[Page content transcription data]
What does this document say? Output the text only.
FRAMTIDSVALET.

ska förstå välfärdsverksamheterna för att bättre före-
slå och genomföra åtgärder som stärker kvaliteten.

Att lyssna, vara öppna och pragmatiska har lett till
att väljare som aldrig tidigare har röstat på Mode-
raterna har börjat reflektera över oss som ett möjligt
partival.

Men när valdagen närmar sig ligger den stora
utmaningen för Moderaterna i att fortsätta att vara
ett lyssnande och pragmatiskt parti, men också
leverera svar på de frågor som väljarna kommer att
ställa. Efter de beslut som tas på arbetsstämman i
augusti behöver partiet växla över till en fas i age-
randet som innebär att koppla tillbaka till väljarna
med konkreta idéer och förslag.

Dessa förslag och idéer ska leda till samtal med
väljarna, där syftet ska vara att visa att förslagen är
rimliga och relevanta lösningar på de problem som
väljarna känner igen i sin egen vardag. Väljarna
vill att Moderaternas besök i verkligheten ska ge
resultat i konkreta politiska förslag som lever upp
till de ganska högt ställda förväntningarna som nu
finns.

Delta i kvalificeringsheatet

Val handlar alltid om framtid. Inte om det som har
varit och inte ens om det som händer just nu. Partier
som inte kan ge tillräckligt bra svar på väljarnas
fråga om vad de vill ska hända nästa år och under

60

Aim of the exercise – Every record above must be printed again exactly as it stands.

Task output –
What does this document say? Output the text only.
FRAMTIDSVALET.

ska förstå välfärdsverksamheterna för att bättre före-
slå och genomföra åtgärder som stärker kvaliteten.

Att lyssna, vara öppna och pragmatiska har lett till
att väljare som aldrig tidigare har röstat på Mode-
raterna har börjat reflektera över oss som ett möjligt
partival.

Men när valdagen närmar sig ligger den stora
utmaningen för Moderaterna i att fortsätta att vara
ett lyssnande och pragmatiskt parti, men också
leverera svar på de frågor som väljarna kommer att
ställa. Efter de beslut som tas på arbetsstämman i
augusti behöver partiet växla över till en fas i age-
randet som innebär att koppla tillbaka till väljarna
med konkreta idéer och förslag.

Dessa förslag och idéer ska leda till samtal med
väljarna, där syftet ska vara att visa att förslagen är
rimliga och relevanta lösningar på de problem som
väljarna känner igen i sin egen vardag. Väljarna
vill att Moderaternas besök i verkligheten ska ge
resultat i konkreta politiska förslag som lever upp
till de ganska högt ställda förväntningarna som nu
finns.

Delta i kvalificeringsheatet

Val handlar alltid om framtid. Inte om det som har
varit och inte ens om det som händer just nu. Partier
som inte kan ge tillräckligt bra svar på väljarnas
fråga om vad de vill ska hända nästa år och under

60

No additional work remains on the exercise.